** Aim **
Images appear in the records below; leave them out and repeat everything else exactly.

** Extracted entries **
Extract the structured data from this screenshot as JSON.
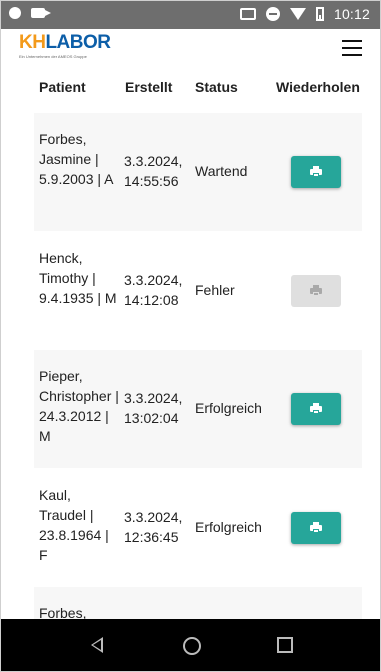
{
  "status_bar": {
    "time": "10:12"
  },
  "app": {
    "logo_kh": "KH",
    "logo_labor": "LABOR",
    "logo_sub": "Ein Unternehmen der AMEOS Gruppe"
  },
  "table": {
    "headers": {
      "patient": "Patient",
      "created": "Erstellt",
      "status": "Status",
      "repeat": "Wiederholen"
    },
    "rows": [
      {
        "patient": "Forbes, Jasmine | 5.9.2003 | A",
        "created": "3.3.2024, 14:55:56",
        "status": "Wartend",
        "print_enabled": true
      },
      {
        "patient": "Henck, Timothy | 9.4.1935 | M",
        "created": "3.3.2024, 14:12:08",
        "status": "Fehler",
        "print_enabled": false
      },
      {
        "patient": "Pieper, Christopher | 24.3.2012 | M",
        "created": "3.3.2024, 13:02:04",
        "status": "Erfolgreich",
        "print_enabled": true
      },
      {
        "patient": "Kaul, Traudel | 23.8.1964 | F",
        "created": "3.3.2024, 12:36:45",
        "status": "Erfolgreich",
        "print_enabled": true
      },
      {
        "patient": "Forbes,",
        "created": "",
        "status": "",
        "print_enabled": true
      }
    ]
  },
  "colors": {
    "accent": "#26a69a",
    "disabled": "#dfdfdf",
    "logo_orange": "#f39a1b",
    "logo_blue": "#0c5ea8"
  },
  "icons": {
    "print": "printer-icon",
    "menu": "hamburger-menu-icon"
  }
}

** Written solution **
Extract the structured data from this screenshot as JSON.
{
  "status_bar": {
    "time": "10:12"
  },
  "app": {
    "logo_kh": "KH",
    "logo_labor": "LABOR",
    "logo_sub": "Ein Unternehmen der AMEOS Gruppe"
  },
  "table": {
    "headers": {
      "patient": "Patient",
      "created": "Erstellt",
      "status": "Status",
      "repeat": "Wiederholen"
    },
    "rows": [
      {
        "patient": "Forbes, Jasmine | 5.9.2003 | A",
        "created": "3.3.2024, 14:55:56",
        "status": "Wartend",
        "print_enabled": true
      },
      {
        "patient": "Henck, Timothy | 9.4.1935 | M",
        "created": "3.3.2024, 14:12:08",
        "status": "Fehler",
        "print_enabled": false
      },
      {
        "patient": "Pieper, Christopher | 24.3.2012 | M",
        "created": "3.3.2024, 13:02:04",
        "status": "Erfolgreich",
        "print_enabled": true
      },
      {
        "patient": "Kaul, Traudel | 23.8.1964 | F",
        "created": "3.3.2024, 12:36:45",
        "status": "Erfolgreich",
        "print_enabled": true
      },
      {
        "patient": "Forbes,",
        "created": "",
        "status": "",
        "print_enabled": true
      }
    ]
  },
  "colors": {
    "accent": "#26a69a",
    "disabled": "#dfdfdf",
    "logo_orange": "#f39a1b",
    "logo_blue": "#0c5ea8"
  },
  "icons": {
    "print": "printer-icon",
    "menu": "hamburger-menu-icon"
  }
}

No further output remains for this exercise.